══ Extracto del documento ══

El director ejecutivo del organismo, Esteban Leguízamo, aseguró que se está regularizando la deuda corriente y que el sistema funciona con normalidad, garantizando la continuidad de las prestaciones para los afiliados.
El director ejecutivo del PAMI, Esteban Leguízamo, aclaró la situación financiera del organismo y confirmó que ya comenzó un proceso de normalización de pagos a los prestadores. Esto ocurre tras la acumulación de una deuda puntual en los últimos meses. Desde la entidad remarcaron que no existe una crisis estructural y que el sistema continúa funcionando con normalidad.
El funcionario, desde Buenos Aires, explicó que los atrasos registrados corresponden mayormente a deuda corriente de pocas semanas, algo que consideró habitual dentro del funcionamiento del sistema. Buscó llevar tranquilidad a prestadores y afiliados al afirmar que “al 31 de marzo los vencimientos que teníamos han sido pagados”, lo que marca un punto de inflexión en el proceso de regularización.
Leguízamo también desmintió versiones sobre un conflicto generalizado con los profesionales de la salud y destacó que no hubo adhesión al paro por parte de los médicos de cabecera. “Los médicos de cabecera están al día, nunca se les dejó de pagar”, sostuvo. Explicó que la implementación de la cápita unificada responde a un reclamo histórico de los propios prestadores, orientado a simplificar y ordenar el sistema de pagos.
En ese marco, el titular del organismo insistió en que la continuidad de las prestaciones nunca estuvo en riesgo. “La continuidad de las prestaciones estuvo garantizada en todo momento”, aseguró, y agregó que el nivel de conflicto fue bajo en la práctica, sin impacto significativo en la atención de los afiliados.
Desde la conducción del instituto señalaron que el objetivo actual es ordenar las cuentas, regularizar los pagos y brindar mayor previsibilidad a todo el sistema. En esa línea, Leguízamo remarcó que “esta gestión de PAMI audita”, en referencia a los controles internos que se están implementando para fortalecer la administración y evitar desajustes financieros a futuro.
El organismo, que brinda cobertura a más de 5 millones de jubilados y pensionados en todo el país, atraviesa así una etapa de reordenamiento financiero con el foco puesto en garantizar la sostenibilidad del sistema y la calidad de las prestaciones. Desde la conducción insistieron en que las versiones de crisis no reflejan la situación real y que el proceso en marcha apunta a consolidar un esquema más eficiente y transparente.

═══
══ Listado mostrado ══

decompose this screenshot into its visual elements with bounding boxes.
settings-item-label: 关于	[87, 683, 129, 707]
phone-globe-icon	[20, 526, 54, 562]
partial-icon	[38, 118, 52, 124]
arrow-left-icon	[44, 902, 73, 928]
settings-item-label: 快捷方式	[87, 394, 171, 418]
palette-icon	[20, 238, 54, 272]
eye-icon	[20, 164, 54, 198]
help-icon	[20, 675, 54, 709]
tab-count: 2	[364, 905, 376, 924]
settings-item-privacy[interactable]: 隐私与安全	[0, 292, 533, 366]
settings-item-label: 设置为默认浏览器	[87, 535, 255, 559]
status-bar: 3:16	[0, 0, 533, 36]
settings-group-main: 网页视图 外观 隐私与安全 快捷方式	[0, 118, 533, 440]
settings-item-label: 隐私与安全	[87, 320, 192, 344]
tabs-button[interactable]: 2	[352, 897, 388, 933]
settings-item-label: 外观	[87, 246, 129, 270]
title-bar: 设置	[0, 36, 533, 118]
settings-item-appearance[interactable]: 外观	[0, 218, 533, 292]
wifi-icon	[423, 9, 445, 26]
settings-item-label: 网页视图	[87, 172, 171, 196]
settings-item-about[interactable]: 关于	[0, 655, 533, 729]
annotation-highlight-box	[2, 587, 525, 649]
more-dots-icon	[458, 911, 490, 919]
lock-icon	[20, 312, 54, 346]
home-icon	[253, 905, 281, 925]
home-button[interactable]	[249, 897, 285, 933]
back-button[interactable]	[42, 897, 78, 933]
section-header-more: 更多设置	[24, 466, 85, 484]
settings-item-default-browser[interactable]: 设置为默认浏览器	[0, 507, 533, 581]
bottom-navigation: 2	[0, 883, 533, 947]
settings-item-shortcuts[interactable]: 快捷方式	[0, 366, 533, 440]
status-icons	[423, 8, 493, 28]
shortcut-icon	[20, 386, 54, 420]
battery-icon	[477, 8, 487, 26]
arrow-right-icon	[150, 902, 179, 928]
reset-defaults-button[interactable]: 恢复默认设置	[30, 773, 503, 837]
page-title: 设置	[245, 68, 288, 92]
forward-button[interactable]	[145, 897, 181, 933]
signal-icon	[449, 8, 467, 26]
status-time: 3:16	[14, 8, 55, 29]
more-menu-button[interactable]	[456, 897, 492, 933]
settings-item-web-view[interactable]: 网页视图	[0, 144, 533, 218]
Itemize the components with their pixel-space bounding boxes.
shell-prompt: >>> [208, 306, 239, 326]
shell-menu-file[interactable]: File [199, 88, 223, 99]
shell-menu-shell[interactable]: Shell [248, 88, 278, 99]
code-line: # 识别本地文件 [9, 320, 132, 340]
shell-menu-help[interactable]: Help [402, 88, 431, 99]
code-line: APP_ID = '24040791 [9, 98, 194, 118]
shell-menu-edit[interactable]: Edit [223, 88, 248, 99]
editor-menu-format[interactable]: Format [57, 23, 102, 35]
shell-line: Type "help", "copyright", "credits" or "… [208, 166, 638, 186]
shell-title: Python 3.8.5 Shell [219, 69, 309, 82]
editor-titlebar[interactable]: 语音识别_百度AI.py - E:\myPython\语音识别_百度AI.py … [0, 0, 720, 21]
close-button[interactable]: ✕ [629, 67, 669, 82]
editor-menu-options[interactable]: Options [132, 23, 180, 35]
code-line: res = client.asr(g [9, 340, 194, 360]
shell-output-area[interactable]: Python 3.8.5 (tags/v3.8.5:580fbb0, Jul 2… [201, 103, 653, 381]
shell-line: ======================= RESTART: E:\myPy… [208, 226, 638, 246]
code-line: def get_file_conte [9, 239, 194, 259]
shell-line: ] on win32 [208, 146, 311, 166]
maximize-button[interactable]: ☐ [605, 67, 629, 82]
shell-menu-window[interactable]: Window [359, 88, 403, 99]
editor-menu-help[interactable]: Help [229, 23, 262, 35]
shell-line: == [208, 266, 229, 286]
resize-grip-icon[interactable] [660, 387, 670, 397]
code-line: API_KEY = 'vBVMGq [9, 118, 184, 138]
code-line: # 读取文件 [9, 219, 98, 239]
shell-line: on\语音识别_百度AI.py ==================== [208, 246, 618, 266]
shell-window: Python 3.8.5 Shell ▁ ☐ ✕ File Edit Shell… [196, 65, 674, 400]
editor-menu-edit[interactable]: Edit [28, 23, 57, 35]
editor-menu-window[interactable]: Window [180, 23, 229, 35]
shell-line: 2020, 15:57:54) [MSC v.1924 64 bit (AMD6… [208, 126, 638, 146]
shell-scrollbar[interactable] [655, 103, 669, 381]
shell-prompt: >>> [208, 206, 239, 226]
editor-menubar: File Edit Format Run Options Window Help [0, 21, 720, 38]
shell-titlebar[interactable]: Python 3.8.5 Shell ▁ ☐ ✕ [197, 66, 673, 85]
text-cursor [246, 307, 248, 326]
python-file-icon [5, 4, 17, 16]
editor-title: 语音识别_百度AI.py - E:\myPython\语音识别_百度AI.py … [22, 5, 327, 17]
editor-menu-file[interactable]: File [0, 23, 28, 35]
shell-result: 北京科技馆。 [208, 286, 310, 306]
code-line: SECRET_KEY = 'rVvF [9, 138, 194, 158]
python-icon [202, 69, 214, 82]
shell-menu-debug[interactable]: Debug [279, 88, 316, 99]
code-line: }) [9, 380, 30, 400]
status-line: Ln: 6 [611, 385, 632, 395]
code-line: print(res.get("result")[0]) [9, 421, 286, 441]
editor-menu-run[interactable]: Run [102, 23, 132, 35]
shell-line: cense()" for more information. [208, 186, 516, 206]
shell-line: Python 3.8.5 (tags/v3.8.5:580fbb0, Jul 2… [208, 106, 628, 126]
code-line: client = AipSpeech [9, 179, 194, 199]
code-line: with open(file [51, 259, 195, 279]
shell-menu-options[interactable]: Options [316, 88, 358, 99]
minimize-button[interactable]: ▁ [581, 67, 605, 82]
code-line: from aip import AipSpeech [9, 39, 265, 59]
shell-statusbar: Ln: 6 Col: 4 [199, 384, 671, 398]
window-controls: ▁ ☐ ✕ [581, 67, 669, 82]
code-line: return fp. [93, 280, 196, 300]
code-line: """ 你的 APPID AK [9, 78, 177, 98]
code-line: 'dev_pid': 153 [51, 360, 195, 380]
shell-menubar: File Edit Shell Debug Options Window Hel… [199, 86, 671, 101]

═══

* Qué harás *
(A) Transcribe del texto sobre el PAMI el fragmento comprendido entre "En ese marco, el" y "financieros a futuro.", ambos inclusive.
(B) Indica si cada afirmación coincide con el texto sobre el PAMI. Responde sí o no y cita literalmente las palabras que lo deciden: (i) Los médicos de cabecera adhirieron al paro. (ii) El organismo da cobertura a más de 5 millones de jubilados y pensionados. (iii) Al 31 de marzo se habían pagado los vencimientos pendientes.

* Respuestas por tarea *
(A)
En ese marco, el titular del organismo insistió en que la continuidad de las prestaciones nunca estuvo en riesgo. “La continuidad de las prestaciones estuvo garantizada en todo momento”, aseguró, y agregó que el nivel de conflicto fue bajo en la práctica, sin impacto significativo en la atención de los afiliados.
Desde la conducción del instituto señalaron que el objetivo actual es ordenar las cuentas, regularizar los pagos y brindar mayor previsibilidad a todo el sistema. En esa línea, Leguízamo remarcó que “esta gestión de PAMI audita”, en referencia a los controles internos que se están implementando para fortalecer la administración y evitar desajustes financieros a futuro.

(B)
(i) No: "no hubo adhesión al paro por parte de los médicos de cabecera".
(ii) Sí: "brinda cobertura a más de 5 millones de jubilados y pensionados en todo el país".
(iii) Sí: "al 31 de marzo los vencimientos que teníamos han sido pagados".